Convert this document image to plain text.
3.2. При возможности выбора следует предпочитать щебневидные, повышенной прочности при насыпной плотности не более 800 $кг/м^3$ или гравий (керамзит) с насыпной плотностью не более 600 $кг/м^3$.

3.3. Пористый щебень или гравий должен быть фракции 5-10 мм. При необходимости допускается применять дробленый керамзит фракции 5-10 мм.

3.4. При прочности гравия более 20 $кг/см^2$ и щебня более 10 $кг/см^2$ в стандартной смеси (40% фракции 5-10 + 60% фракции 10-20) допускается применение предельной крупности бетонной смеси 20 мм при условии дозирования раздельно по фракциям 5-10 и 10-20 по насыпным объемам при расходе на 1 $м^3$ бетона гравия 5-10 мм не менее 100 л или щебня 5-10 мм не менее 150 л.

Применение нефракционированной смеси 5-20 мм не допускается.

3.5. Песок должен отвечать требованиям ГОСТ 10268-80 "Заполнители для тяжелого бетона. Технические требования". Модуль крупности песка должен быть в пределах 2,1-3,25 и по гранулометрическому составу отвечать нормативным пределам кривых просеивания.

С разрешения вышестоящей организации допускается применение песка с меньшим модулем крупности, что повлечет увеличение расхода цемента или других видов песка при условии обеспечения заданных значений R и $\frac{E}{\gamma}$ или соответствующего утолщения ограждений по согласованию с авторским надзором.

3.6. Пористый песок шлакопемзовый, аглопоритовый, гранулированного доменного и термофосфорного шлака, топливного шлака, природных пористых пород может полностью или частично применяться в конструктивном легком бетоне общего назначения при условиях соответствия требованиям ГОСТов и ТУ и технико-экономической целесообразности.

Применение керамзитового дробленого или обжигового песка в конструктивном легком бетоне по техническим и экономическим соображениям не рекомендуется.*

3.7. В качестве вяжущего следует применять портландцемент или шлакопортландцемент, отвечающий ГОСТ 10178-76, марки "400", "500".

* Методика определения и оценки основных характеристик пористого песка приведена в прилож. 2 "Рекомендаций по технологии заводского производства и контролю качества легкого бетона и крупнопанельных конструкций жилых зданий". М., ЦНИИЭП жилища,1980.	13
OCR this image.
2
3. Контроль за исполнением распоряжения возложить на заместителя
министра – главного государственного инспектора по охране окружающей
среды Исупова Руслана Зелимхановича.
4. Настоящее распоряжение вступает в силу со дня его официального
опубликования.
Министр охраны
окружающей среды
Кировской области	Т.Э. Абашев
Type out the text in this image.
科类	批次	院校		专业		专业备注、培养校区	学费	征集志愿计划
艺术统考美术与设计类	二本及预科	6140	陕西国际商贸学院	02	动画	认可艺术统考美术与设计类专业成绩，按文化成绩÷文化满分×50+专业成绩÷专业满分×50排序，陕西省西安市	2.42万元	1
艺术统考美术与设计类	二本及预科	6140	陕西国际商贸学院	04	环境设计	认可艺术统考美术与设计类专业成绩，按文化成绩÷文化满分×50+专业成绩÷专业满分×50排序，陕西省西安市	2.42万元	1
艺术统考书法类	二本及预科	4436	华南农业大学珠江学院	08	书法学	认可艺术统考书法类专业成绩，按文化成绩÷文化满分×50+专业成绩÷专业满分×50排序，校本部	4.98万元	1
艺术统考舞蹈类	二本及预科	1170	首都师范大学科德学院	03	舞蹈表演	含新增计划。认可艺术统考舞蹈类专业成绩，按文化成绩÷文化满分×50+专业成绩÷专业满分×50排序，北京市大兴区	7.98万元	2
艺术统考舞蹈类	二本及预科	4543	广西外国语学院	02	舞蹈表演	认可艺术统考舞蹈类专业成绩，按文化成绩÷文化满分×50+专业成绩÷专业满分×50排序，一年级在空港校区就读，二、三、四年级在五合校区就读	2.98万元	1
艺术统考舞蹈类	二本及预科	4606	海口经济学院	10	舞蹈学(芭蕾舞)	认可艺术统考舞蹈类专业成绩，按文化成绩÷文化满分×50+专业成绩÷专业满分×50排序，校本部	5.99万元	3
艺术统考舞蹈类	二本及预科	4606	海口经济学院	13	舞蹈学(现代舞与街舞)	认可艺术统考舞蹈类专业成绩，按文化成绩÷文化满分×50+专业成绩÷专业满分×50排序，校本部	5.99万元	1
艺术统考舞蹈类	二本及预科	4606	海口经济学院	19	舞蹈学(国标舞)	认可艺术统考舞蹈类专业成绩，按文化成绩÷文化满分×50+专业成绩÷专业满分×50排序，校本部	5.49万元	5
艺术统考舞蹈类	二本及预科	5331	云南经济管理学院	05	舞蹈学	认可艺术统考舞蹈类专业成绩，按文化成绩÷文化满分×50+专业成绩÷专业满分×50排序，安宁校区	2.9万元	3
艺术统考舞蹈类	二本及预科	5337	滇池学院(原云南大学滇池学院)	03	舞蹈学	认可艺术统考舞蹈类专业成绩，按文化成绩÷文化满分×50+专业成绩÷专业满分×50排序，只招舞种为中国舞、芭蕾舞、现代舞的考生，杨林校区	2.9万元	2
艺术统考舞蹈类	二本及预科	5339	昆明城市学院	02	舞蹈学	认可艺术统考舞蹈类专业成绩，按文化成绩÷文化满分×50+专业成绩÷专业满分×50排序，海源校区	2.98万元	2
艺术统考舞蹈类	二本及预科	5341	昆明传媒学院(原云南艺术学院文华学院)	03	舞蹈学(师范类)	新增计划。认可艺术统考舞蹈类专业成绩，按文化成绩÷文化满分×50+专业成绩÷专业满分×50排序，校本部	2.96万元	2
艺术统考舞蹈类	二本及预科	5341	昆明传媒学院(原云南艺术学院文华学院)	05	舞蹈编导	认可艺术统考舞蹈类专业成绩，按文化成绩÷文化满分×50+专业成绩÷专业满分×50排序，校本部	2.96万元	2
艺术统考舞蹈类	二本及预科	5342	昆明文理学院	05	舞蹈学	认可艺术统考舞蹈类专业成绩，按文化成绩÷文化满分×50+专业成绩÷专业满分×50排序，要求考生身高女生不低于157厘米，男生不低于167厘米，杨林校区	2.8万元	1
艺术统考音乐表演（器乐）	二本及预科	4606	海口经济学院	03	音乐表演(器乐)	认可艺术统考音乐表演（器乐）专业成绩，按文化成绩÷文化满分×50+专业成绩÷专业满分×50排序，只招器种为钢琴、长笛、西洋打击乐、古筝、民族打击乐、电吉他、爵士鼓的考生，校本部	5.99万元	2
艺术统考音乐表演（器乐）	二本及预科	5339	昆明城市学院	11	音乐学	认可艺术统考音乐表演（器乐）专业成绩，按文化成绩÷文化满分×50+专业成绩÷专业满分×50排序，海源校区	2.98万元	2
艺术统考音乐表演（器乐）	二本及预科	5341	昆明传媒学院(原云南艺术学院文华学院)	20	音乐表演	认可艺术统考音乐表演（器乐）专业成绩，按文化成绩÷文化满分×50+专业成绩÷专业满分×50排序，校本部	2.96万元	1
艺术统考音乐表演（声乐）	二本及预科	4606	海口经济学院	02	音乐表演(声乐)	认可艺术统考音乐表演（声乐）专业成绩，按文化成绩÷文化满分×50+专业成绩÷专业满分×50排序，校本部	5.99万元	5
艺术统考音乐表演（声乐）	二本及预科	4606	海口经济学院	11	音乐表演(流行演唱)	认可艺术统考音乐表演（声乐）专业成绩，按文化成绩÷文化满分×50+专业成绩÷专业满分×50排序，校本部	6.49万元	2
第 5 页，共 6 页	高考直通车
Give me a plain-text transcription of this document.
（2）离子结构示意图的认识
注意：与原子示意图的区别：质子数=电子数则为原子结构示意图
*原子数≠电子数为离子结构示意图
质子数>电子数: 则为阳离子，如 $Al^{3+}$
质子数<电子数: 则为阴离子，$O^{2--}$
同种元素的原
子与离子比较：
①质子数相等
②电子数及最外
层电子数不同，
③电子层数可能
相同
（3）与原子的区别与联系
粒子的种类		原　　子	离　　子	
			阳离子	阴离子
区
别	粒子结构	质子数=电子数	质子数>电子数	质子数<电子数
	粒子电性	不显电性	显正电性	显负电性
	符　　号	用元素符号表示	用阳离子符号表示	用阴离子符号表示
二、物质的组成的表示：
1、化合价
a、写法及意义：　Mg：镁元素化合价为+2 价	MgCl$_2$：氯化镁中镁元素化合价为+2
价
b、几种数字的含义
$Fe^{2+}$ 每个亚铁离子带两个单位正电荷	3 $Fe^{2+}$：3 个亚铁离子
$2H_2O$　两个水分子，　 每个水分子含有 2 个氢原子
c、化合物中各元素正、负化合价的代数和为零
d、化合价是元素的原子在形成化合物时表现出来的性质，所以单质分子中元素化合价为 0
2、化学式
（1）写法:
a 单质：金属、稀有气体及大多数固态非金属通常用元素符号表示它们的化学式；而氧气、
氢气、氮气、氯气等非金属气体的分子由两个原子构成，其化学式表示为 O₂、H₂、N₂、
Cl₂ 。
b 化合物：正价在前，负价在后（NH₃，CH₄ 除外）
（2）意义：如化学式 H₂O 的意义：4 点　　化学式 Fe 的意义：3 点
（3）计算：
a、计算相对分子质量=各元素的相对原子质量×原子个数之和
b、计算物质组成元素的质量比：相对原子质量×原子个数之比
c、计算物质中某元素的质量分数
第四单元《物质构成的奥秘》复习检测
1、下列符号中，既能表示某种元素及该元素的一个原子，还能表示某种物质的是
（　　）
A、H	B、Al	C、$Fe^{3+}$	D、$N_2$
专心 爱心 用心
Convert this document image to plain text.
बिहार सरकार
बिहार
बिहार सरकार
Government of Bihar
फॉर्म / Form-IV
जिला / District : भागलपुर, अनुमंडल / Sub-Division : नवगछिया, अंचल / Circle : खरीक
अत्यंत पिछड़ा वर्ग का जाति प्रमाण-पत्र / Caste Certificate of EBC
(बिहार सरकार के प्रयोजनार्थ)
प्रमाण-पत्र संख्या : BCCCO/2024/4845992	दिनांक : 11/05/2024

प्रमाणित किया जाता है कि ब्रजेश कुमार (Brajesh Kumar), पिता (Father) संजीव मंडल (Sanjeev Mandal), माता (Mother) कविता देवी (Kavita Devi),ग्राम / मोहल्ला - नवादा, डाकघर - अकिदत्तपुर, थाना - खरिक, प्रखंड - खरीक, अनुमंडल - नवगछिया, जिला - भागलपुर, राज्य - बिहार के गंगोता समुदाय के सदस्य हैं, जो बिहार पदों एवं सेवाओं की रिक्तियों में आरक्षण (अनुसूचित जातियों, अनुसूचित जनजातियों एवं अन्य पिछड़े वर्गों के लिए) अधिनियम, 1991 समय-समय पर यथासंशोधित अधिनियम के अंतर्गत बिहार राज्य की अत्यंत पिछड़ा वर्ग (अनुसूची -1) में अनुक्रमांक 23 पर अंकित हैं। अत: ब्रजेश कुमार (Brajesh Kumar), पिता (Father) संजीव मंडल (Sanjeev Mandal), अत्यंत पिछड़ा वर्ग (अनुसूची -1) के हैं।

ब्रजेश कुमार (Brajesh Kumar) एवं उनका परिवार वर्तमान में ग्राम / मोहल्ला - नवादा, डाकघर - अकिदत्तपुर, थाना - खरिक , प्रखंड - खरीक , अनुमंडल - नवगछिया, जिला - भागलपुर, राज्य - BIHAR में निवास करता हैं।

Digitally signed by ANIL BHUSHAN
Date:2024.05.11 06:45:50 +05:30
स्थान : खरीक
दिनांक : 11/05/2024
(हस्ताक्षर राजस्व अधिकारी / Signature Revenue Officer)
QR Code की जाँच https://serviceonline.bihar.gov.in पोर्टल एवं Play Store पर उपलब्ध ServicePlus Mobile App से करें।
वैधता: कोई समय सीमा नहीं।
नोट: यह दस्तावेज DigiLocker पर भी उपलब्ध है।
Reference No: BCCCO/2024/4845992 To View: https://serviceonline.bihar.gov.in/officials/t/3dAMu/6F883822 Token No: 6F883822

■ BRIEF
Above are the records. Copy every line in them holding "среды".

■ SOLUTION FOR THIS EXERCISE
среды Исупова Руслана Зелимхановича.
окружающей среды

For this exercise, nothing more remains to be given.